**Your task**
Find the word "amaliy" in the data. Return every line where it appears.

**Supplied entries**
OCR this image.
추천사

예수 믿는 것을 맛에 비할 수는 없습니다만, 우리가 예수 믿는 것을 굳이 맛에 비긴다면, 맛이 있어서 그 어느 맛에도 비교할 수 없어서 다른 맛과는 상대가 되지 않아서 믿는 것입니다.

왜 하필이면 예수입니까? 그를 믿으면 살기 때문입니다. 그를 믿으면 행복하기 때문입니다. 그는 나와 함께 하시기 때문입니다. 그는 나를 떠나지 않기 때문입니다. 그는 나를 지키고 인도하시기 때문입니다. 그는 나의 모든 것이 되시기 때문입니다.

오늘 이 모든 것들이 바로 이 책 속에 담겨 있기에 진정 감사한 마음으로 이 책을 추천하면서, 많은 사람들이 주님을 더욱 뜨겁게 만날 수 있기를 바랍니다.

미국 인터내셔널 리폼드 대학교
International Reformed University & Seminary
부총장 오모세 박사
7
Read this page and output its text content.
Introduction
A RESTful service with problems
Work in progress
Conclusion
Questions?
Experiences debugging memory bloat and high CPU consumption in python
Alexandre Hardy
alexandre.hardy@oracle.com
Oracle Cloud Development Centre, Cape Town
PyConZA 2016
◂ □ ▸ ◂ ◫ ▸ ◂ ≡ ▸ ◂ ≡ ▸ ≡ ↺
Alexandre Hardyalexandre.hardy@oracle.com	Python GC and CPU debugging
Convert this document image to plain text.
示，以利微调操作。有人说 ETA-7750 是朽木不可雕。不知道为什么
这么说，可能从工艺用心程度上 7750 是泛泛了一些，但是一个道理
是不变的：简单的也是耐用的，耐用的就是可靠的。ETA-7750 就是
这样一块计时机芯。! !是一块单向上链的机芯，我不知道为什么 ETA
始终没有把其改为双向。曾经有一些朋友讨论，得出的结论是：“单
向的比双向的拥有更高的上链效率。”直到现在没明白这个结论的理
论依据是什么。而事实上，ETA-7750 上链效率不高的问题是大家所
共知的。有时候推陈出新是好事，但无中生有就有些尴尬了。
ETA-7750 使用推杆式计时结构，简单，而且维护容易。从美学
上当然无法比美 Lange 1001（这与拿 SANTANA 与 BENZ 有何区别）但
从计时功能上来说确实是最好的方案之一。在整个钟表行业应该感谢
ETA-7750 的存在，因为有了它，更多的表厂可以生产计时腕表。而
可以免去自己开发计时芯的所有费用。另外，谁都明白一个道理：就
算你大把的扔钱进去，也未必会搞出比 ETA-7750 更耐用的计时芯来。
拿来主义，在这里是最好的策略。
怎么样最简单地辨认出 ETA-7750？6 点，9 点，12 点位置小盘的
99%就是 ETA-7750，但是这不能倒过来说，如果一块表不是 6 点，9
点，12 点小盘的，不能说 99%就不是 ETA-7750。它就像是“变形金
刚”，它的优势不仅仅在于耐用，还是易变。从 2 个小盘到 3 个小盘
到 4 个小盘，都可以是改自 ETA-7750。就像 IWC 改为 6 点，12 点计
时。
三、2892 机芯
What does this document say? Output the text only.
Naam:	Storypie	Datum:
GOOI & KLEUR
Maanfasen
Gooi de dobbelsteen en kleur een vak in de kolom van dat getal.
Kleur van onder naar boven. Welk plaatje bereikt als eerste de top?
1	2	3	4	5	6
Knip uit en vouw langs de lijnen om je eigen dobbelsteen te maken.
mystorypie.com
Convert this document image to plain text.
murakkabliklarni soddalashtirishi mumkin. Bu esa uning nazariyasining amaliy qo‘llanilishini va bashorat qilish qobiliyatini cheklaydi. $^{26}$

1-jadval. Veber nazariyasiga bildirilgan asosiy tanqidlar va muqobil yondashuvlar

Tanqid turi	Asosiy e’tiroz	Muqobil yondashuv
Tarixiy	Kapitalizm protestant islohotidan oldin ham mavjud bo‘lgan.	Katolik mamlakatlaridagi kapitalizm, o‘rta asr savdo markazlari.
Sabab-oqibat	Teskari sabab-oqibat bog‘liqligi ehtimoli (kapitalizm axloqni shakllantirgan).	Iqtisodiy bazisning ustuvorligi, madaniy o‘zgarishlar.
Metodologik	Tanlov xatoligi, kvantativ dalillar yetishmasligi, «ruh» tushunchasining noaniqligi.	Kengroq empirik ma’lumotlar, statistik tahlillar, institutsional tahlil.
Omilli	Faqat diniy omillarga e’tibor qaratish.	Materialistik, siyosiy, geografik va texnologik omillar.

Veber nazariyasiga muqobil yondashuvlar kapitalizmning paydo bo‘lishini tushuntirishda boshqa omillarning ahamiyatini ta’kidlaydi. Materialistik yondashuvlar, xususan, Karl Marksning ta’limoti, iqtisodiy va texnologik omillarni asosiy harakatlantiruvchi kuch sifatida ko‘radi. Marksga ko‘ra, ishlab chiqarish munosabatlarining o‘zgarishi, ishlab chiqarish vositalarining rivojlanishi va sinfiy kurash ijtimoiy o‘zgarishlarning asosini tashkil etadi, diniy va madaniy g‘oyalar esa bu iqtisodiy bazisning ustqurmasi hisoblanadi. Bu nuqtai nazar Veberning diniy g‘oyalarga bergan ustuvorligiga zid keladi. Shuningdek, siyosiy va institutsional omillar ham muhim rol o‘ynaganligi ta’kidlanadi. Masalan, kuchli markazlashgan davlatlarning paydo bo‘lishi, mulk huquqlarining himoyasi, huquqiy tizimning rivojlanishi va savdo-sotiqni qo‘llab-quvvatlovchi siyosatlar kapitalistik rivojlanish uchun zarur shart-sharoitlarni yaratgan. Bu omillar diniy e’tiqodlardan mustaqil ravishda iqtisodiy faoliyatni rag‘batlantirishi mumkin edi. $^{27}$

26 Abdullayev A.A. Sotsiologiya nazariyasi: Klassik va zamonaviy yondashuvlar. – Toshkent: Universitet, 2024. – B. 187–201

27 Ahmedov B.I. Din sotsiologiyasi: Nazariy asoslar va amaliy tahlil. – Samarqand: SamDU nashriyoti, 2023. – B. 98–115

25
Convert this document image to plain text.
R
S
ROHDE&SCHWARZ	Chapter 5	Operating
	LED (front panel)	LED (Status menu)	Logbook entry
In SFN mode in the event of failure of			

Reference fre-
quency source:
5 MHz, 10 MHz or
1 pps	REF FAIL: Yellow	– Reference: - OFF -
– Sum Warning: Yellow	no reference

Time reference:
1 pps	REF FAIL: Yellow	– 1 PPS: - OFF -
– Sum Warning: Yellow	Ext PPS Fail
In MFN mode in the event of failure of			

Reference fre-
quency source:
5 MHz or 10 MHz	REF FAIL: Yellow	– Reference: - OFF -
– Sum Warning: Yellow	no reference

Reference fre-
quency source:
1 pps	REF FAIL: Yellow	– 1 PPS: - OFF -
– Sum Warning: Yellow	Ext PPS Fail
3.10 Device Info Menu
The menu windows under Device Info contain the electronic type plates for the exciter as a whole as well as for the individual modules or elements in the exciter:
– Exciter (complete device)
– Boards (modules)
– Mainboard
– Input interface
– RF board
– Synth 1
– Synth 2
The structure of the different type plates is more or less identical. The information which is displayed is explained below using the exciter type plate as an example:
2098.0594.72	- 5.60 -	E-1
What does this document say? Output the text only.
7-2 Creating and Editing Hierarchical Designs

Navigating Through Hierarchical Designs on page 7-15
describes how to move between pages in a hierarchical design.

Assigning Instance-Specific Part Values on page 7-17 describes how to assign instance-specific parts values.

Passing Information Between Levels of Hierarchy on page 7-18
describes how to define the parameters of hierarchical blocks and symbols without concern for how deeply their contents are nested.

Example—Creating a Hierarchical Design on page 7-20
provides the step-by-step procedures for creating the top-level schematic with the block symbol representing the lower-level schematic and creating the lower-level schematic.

**Worked solution**
murakkabliklarni soddalashtirishi mumkin. Bu esa uning nazariyasining amaliy qo‘llanilishini va bashorat qilish qobiliyatini cheklaydi. $^{26}$
27 Ahmedov B.I. Din sotsiologiyasi: Nazariy asoslar va amaliy tahlil. – Samarqand: SamDU nashriyoti, 2023. – B. 98–115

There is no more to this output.